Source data
========================
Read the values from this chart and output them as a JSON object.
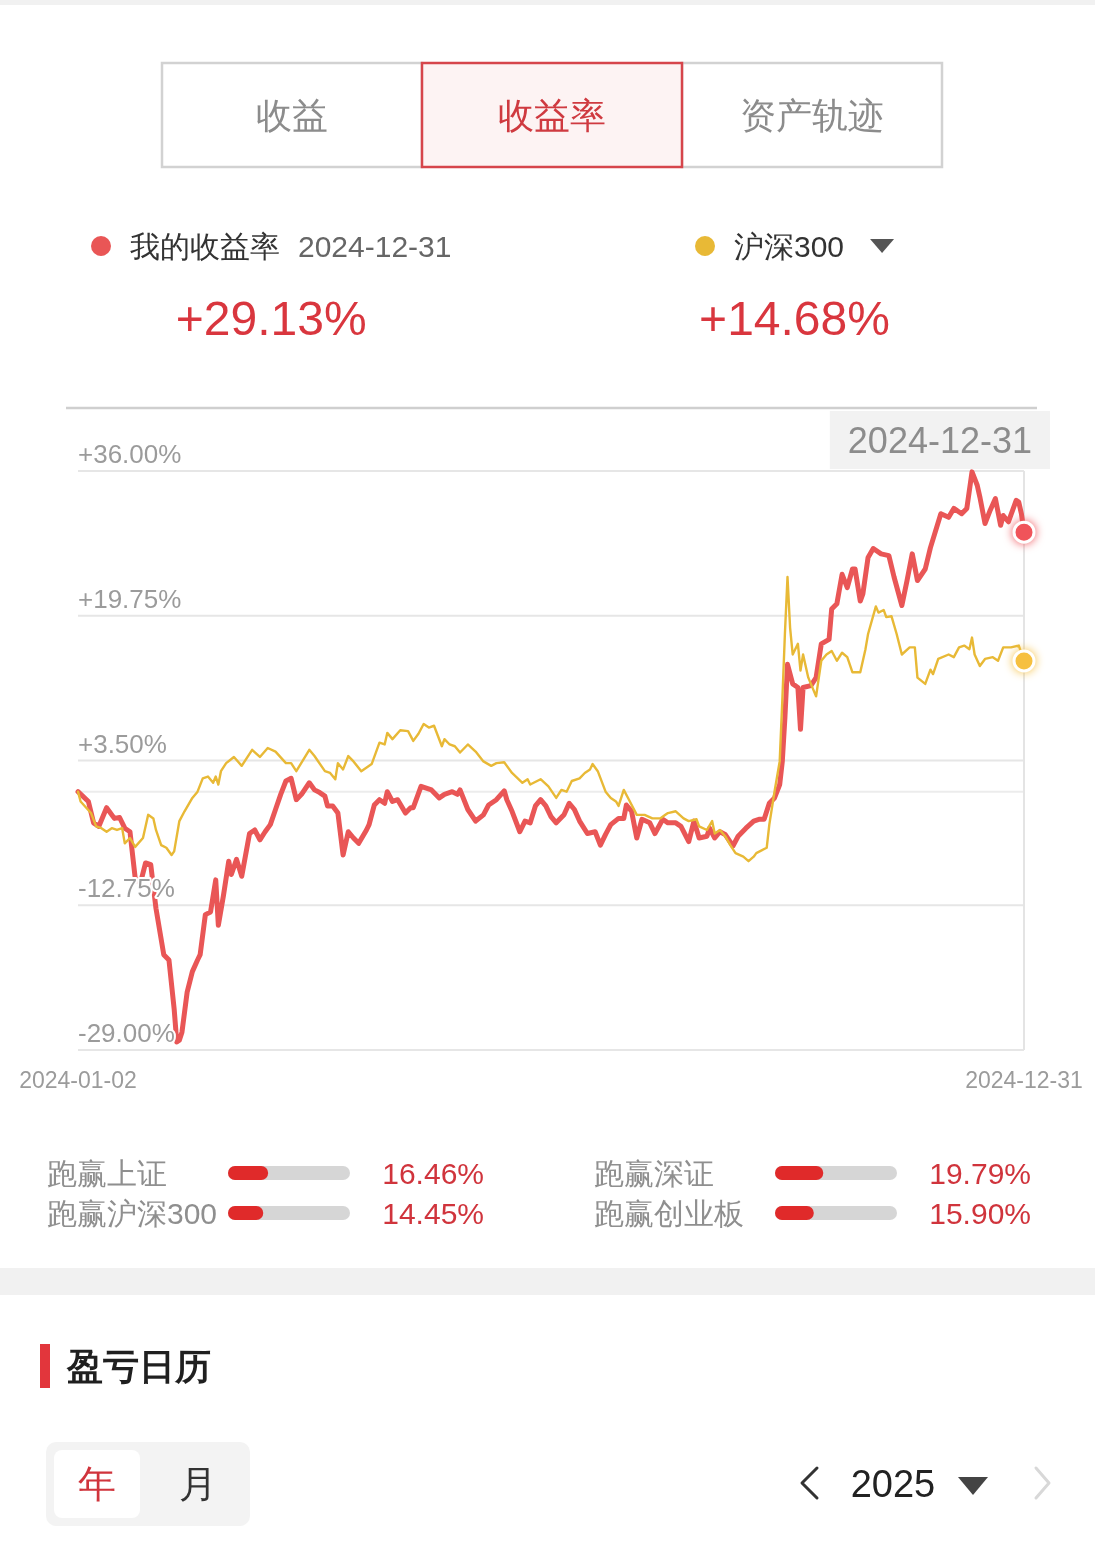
{
  "chart_data": [
    {
      "type": "other",
      "annotations": [
        "收益",
        "收益率",
        "资产轨迹"
      ]
    },
    {
      "type": "line",
      "legend": "top",
      "grid": "y",
      "xlim": [
        "2024-01-02",
        "2024-12-31"
      ],
      "xticks": [
        "2024-01-02",
        "2024-12-31"
      ],
      "ylim": [
        -29,
        36
      ],
      "yticks": [
        {
          "value": 36,
          "label": "+36.00%"
        },
        {
          "value": 19.75,
          "label": "+19.75%"
        },
        {
          "value": 3.5,
          "label": "+3.50%"
        },
        {
          "value": -12.75,
          "label": "-12.75%"
        },
        {
          "value": -29,
          "label": "-29.00%"
        }
      ],
      "ref_lines": [
        {
          "axis": "y",
          "value": 0,
          "color": "#ececec"
        },
        {
          "axis": "x",
          "value": "2024-12-31",
          "label": "2024-12-31",
          "color": "#e4e4e4"
        }
      ],
      "annotations": [
        "2024-12-31",
        "+29.13%",
        "+14.68%"
      ],
      "series": [
        {
          "name": "我的收益率",
          "color": "#e95656",
          "x": [
            "2024-01-02",
            "2024-01-06",
            "2024-01-08",
            "2024-01-10",
            "2024-01-13",
            "2024-01-16",
            "2024-01-18",
            "2024-01-20",
            "2024-01-22",
            "2024-01-24",
            "2024-01-26",
            "2024-01-28",
            "2024-01-30",
            "2024-02-01",
            "2024-02-04",
            "2024-02-06",
            "2024-02-08",
            "2024-02-09",
            "2024-02-10",
            "2024-02-11",
            "2024-02-13",
            "2024-02-15",
            "2024-02-17",
            "2024-02-18",
            "2024-02-20",
            "2024-02-22",
            "2024-02-24",
            "2024-02-25",
            "2024-02-27",
            "2024-02-29",
            "2024-03-01",
            "2024-03-03",
            "2024-03-05",
            "2024-03-08",
            "2024-03-10",
            "2024-03-12",
            "2024-03-14",
            "2024-03-16",
            "2024-03-18",
            "2024-03-20",
            "2024-03-22",
            "2024-03-24",
            "2024-03-26",
            "2024-03-28",
            "2024-03-31",
            "2024-04-02",
            "2024-04-04",
            "2024-04-06",
            "2024-04-07",
            "2024-04-09",
            "2024-04-11",
            "2024-04-13",
            "2024-04-15",
            "2024-04-17",
            "2024-04-19",
            "2024-04-22",
            "2024-04-23",
            "2024-04-25",
            "2024-04-27",
            "2024-04-29",
            "2024-04-30",
            "2024-05-02",
            "2024-05-04",
            "2024-05-07",
            "2024-05-09",
            "2024-05-10",
            "2024-05-13",
            "2024-05-15",
            "2024-05-17",
            "2024-05-20",
            "2024-05-22",
            "2024-05-25",
            "2024-05-27",
            "2024-05-28",
            "2024-05-31",
            "2024-06-03",
            "2024-06-06",
            "2024-06-08",
            "2024-06-11",
            "2024-06-14",
            "2024-06-15",
            "2024-06-17",
            "2024-06-20",
            "2024-06-22",
            "2024-06-24",
            "2024-06-26",
            "2024-06-28",
            "2024-06-30",
            "2024-07-02",
            "2024-07-04",
            "2024-07-07",
            "2024-07-09",
            "2024-07-11",
            "2024-07-13",
            "2024-07-16",
            "2024-07-19",
            "2024-07-21",
            "2024-07-23",
            "2024-07-25",
            "2024-07-28",
            "2024-07-30",
            "2024-07-31",
            "2024-08-02",
            "2024-08-04",
            "2024-08-06",
            "2024-08-09",
            "2024-08-11",
            "2024-08-14",
            "2024-08-16",
            "2024-08-19",
            "2024-08-21",
            "2024-08-24",
            "2024-08-26",
            "2024-08-28",
            "2024-08-31",
            "2024-09-01",
            "2024-09-03",
            "2024-09-05",
            "2024-09-07",
            "2024-09-10",
            "2024-09-12",
            "2024-09-15",
            "2024-09-18",
            "2024-09-20",
            "2024-09-22",
            "2024-09-24",
            "2024-09-26",
            "2024-09-28",
            "2024-09-29",
            "2024-09-30",
            "2024-10-01",
            "2024-10-03",
            "2024-10-05",
            "2024-10-06",
            "2024-10-07",
            "2024-10-10",
            "2024-10-12",
            "2024-10-14",
            "2024-10-17",
            "2024-10-18",
            "2024-10-20",
            "2024-10-22",
            "2024-10-24",
            "2024-10-26",
            "2024-10-27",
            "2024-10-29",
            "2024-10-30",
            "2024-11-01",
            "2024-11-03",
            "2024-11-06",
            "2024-11-09",
            "2024-11-11",
            "2024-11-14",
            "2024-11-16",
            "2024-11-18",
            "2024-11-20",
            "2024-11-23",
            "2024-11-25",
            "2024-11-29",
            "2024-12-02",
            "2024-12-04",
            "2024-12-07",
            "2024-12-09",
            "2024-12-11",
            "2024-12-13",
            "2024-12-14",
            "2024-12-16",
            "2024-12-18",
            "2024-12-20",
            "2024-12-22",
            "2024-12-23",
            "2024-12-25",
            "2024-12-28",
            "2024-12-29",
            "2024-12-30",
            "2024-12-31"
          ],
          "values": [
            0.0,
            -1.1,
            -3.5,
            -3.9,
            -1.8,
            -3.0,
            -2.9,
            -4.1,
            -4.5,
            -9.7,
            -10.3,
            -8.0,
            -8.2,
            -13.1,
            -18.3,
            -18.9,
            -24.4,
            -28.1,
            -27.9,
            -27.0,
            -22.5,
            -20.2,
            -18.9,
            -18.3,
            -13.8,
            -13.5,
            -9.9,
            -15.0,
            -11.6,
            -7.8,
            -9.3,
            -7.6,
            -9.5,
            -4.7,
            -4.3,
            -5.4,
            -4.5,
            -3.7,
            -2.0,
            -0.3,
            1.2,
            1.5,
            -0.9,
            -0.3,
            1.0,
            0.2,
            -0.1,
            -0.5,
            -1.6,
            -1.6,
            -2.4,
            -7.1,
            -4.5,
            -5.2,
            -5.8,
            -4.3,
            -3.7,
            -1.5,
            -0.9,
            -1.3,
            0.0,
            -1.1,
            -0.9,
            -2.4,
            -1.8,
            -1.8,
            0.6,
            0.4,
            0.2,
            -0.7,
            -0.3,
            0.0,
            -0.3,
            0.2,
            -2.0,
            -3.3,
            -2.6,
            -1.5,
            -0.9,
            0.1,
            -0.9,
            -2.2,
            -4.5,
            -3.3,
            -3.5,
            -1.6,
            -0.9,
            -1.6,
            -2.8,
            -3.5,
            -2.6,
            -1.3,
            -2.0,
            -3.3,
            -4.7,
            -4.5,
            -6.0,
            -4.8,
            -3.7,
            -3.0,
            -3.0,
            -1.5,
            -2.2,
            -5.2,
            -3.1,
            -3.5,
            -4.7,
            -3.1,
            -3.5,
            -3.5,
            -3.9,
            -5.6,
            -3.3,
            -5.2,
            -5.0,
            -4.1,
            -5.2,
            -4.5,
            -4.8,
            -6.1,
            -5.0,
            -4.1,
            -3.3,
            -3.1,
            -3.1,
            -1.3,
            -0.7,
            0.8,
            3.4,
            8.3,
            14.3,
            12.1,
            11.7,
            7.0,
            11.7,
            11.9,
            12.8,
            16.6,
            17.1,
            20.5,
            21.1,
            24.4,
            22.9,
            25.0,
            25.0,
            21.4,
            22.2,
            26.3,
            27.3,
            26.7,
            26.5,
            24.1,
            20.9,
            23.7,
            26.7,
            23.7,
            25.0,
            27.4,
            31.2,
            30.8,
            31.8,
            31.2,
            31.8,
            35.9,
            34.4,
            33.1,
            30.1,
            31.6,
            32.9,
            29.9,
            31.0,
            30.3,
            32.7,
            32.5,
            31.2,
            29.13
          ]
        },
        {
          "name": "沪深300",
          "color": "#e8b936",
          "x": [
            "2024-01-02",
            "2024-01-03",
            "2024-01-07",
            "2024-01-09",
            "2024-01-11",
            "2024-01-13",
            "2024-01-15",
            "2024-01-17",
            "2024-01-19",
            "2024-01-20",
            "2024-01-22",
            "2024-01-24",
            "2024-01-27",
            "2024-01-29",
            "2024-01-31",
            "2024-02-01",
            "2024-02-03",
            "2024-02-05",
            "2024-02-07",
            "2024-02-08",
            "2024-02-10",
            "2024-02-12",
            "2024-02-15",
            "2024-02-17",
            "2024-02-19",
            "2024-02-21",
            "2024-02-23",
            "2024-02-24",
            "2024-02-25",
            "2024-02-26",
            "2024-02-28",
            "2024-03-02",
            "2024-03-05",
            "2024-03-09",
            "2024-03-12",
            "2024-03-15",
            "2024-03-18",
            "2024-03-22",
            "2024-03-24",
            "2024-03-26",
            "2024-03-31",
            "2024-04-02",
            "2024-04-06",
            "2024-04-08",
            "2024-04-10",
            "2024-04-11",
            "2024-04-13",
            "2024-04-15",
            "2024-04-17",
            "2024-04-20",
            "2024-04-24",
            "2024-04-27",
            "2024-04-29",
            "2024-04-30",
            "2024-05-02",
            "2024-05-05",
            "2024-05-08",
            "2024-05-10",
            "2024-05-12",
            "2024-05-14",
            "2024-05-16",
            "2024-05-18",
            "2024-05-21",
            "2024-05-22",
            "2024-05-24",
            "2024-05-26",
            "2024-05-28",
            "2024-05-31",
            "2024-06-03",
            "2024-06-06",
            "2024-06-09",
            "2024-06-11",
            "2024-06-14",
            "2024-06-17",
            "2024-06-21",
            "2024-06-23",
            "2024-06-24",
            "2024-06-28",
            "2024-07-01",
            "2024-07-04",
            "2024-07-06",
            "2024-07-08",
            "2024-07-10",
            "2024-07-13",
            "2024-07-15",
            "2024-07-17",
            "2024-07-18",
            "2024-07-20",
            "2024-07-23",
            "2024-07-25",
            "2024-07-27",
            "2024-07-28",
            "2024-07-30",
            "2024-08-01",
            "2024-08-04",
            "2024-08-07",
            "2024-08-10",
            "2024-08-13",
            "2024-08-15",
            "2024-08-16",
            "2024-08-19",
            "2024-08-22",
            "2024-08-24",
            "2024-08-27",
            "2024-08-28",
            "2024-08-31",
            "2024-09-02",
            "2024-09-03",
            "2024-09-05",
            "2024-09-07",
            "2024-09-09",
            "2024-09-11",
            "2024-09-14",
            "2024-09-16",
            "2024-09-18",
            "2024-09-19",
            "2024-09-23",
            "2024-09-24",
            "2024-09-26",
            "2024-09-28",
            "2024-09-29",
            "2024-09-30",
            "2024-10-01",
            "2024-10-02",
            "2024-10-03",
            "2024-10-05",
            "2024-10-06",
            "2024-10-07",
            "2024-10-09",
            "2024-10-10",
            "2024-10-12",
            "2024-10-14",
            "2024-10-16",
            "2024-10-18",
            "2024-10-20",
            "2024-10-22",
            "2024-10-24",
            "2024-10-26",
            "2024-10-29",
            "2024-10-31",
            "2024-11-01",
            "2024-11-04",
            "2024-11-05",
            "2024-11-07",
            "2024-11-08",
            "2024-11-10",
            "2024-11-12",
            "2024-11-14",
            "2024-11-17",
            "2024-11-19",
            "2024-11-20",
            "2024-11-23",
            "2024-11-25",
            "2024-11-26",
            "2024-11-28",
            "2024-12-02",
            "2024-12-04",
            "2024-12-06",
            "2024-12-08",
            "2024-12-10",
            "2024-12-11",
            "2024-12-12",
            "2024-12-14",
            "2024-12-16",
            "2024-12-19",
            "2024-12-21",
            "2024-12-23",
            "2024-12-26",
            "2024-12-29",
            "2024-12-31"
          ],
          "values": [
            0.0,
            -1.1,
            -2.4,
            -3.9,
            -4.1,
            -4.5,
            -4.1,
            -4.3,
            -4.1,
            -5.8,
            -5.2,
            -6.2,
            -5.2,
            -2.6,
            -3.0,
            -4.3,
            -6.0,
            -6.3,
            -7.1,
            -6.7,
            -3.3,
            -2.2,
            -0.7,
            0.0,
            1.5,
            1.7,
            1.0,
            1.7,
            0.8,
            2.3,
            3.2,
            3.9,
            2.9,
            4.7,
            3.9,
            4.9,
            4.5,
            3.2,
            3.2,
            2.3,
            4.7,
            4.0,
            2.3,
            2.1,
            1.4,
            3.2,
            2.5,
            4.0,
            3.4,
            2.3,
            3.1,
            5.5,
            5.3,
            6.6,
            5.9,
            6.9,
            6.8,
            5.7,
            6.5,
            7.6,
            7.2,
            7.4,
            5.1,
            5.9,
            5.3,
            5.1,
            4.4,
            5.3,
            4.5,
            3.4,
            2.9,
            3.2,
            3.3,
            2.1,
            1.0,
            1.4,
            0.8,
            1.4,
            0.6,
            -0.7,
            0.2,
            0.0,
            1.2,
            1.5,
            2.1,
            2.5,
            3.1,
            2.3,
            0.0,
            -0.7,
            -1.1,
            -1.6,
            0.2,
            -0.9,
            -2.6,
            -2.6,
            -3.0,
            -3.0,
            -2.6,
            -2.4,
            -2.2,
            -3.0,
            -3.3,
            -3.1,
            -3.9,
            -4.3,
            -3.3,
            -4.7,
            -4.3,
            -5.0,
            -6.0,
            -6.9,
            -7.3,
            -7.8,
            -7.3,
            -6.9,
            -6.3,
            -3.7,
            0.0,
            3.4,
            10.2,
            17.7,
            24.1,
            18.4,
            15.4,
            16.6,
            13.6,
            15.4,
            12.8,
            12.1,
            10.7,
            14.7,
            15.4,
            15.8,
            14.7,
            15.6,
            15.1,
            13.4,
            13.4,
            16.0,
            17.7,
            20.8,
            20.1,
            20.4,
            19.6,
            19.7,
            17.7,
            15.4,
            16.2,
            16.2,
            12.8,
            12.1,
            13.7,
            13.2,
            14.9,
            15.4,
            15.1,
            16.2,
            16.4,
            16.0,
            17.3,
            15.4,
            14.1,
            14.9,
            15.1,
            14.7,
            16.2,
            16.2,
            16.4,
            14.68
          ]
        },
        {
          "type": "scatter",
          "color": "#f0545a",
          "x": [
            "2024-12-31"
          ],
          "values": [
            29.13
          ]
        },
        {
          "type": "scatter",
          "color": "#f6c040",
          "x": [
            "2024-12-31"
          ],
          "values": [
            14.68
          ]
        }
      ]
    },
    {
      "type": "bar",
      "orientation": "horizontal",
      "categories": [
        "跑赢上证",
        "跑赢沪深300"
      ],
      "values": [
        16.46,
        14.45
      ],
      "value_labels": [
        "16.46%",
        "14.45%"
      ],
      "color": "#e02a2a",
      "xlim": [
        0,
        50
      ]
    },
    {
      "type": "bar",
      "orientation": "horizontal",
      "categories": [
        "跑赢深证",
        "跑赢创业板"
      ],
      "values": [
        19.79,
        15.9
      ],
      "value_labels": [
        "19.79%",
        "15.90%"
      ],
      "color": "#e02a2a",
      "xlim": [
        0,
        50
      ]
    },
    {
      "type": "other",
      "title": "盈亏日历",
      "annotations": [
        "年",
        "月",
        "2025"
      ]
    }
  ]
}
========================
Only the number is wanted: how many lines of the data contain the word "color"?

8